* begin RECORDS SHOWN *

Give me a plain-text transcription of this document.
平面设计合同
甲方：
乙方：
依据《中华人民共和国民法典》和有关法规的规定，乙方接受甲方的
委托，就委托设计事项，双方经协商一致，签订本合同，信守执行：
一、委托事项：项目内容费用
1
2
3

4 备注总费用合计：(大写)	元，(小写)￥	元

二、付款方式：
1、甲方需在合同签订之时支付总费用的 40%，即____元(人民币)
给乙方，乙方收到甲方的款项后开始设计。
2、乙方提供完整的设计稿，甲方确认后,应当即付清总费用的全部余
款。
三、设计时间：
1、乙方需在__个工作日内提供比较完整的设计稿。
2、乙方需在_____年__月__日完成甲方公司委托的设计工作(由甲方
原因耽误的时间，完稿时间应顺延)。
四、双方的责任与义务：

* end RECORDS SHOWN *

PROBLEM TO SOLVE:
Without changing a word, restate the whole listing.

ANSWER FOR THE TASK:
Give me a plain-text transcription of this document.
平面设计合同
甲方：
乙方：
依据《中华人民共和国民法典》和有关法规的规定，乙方接受甲方的
委托，就委托设计事项，双方经协商一致，签订本合同，信守执行：
一、委托事项：项目内容费用
1
2
3

4 备注总费用合计：(大写)	元，(小写)￥	元

二、付款方式：
1、甲方需在合同签订之时支付总费用的 40%，即____元(人民币)
给乙方，乙方收到甲方的款项后开始设计。
2、乙方提供完整的设计稿，甲方确认后,应当即付清总费用的全部余
款。
三、设计时间：
1、乙方需在__个工作日内提供比较完整的设计稿。
2、乙方需在_____年__月__日完成甲方公司委托的设计工作(由甲方
原因耽误的时间，完稿时间应顺延)。
四、双方的责任与义务：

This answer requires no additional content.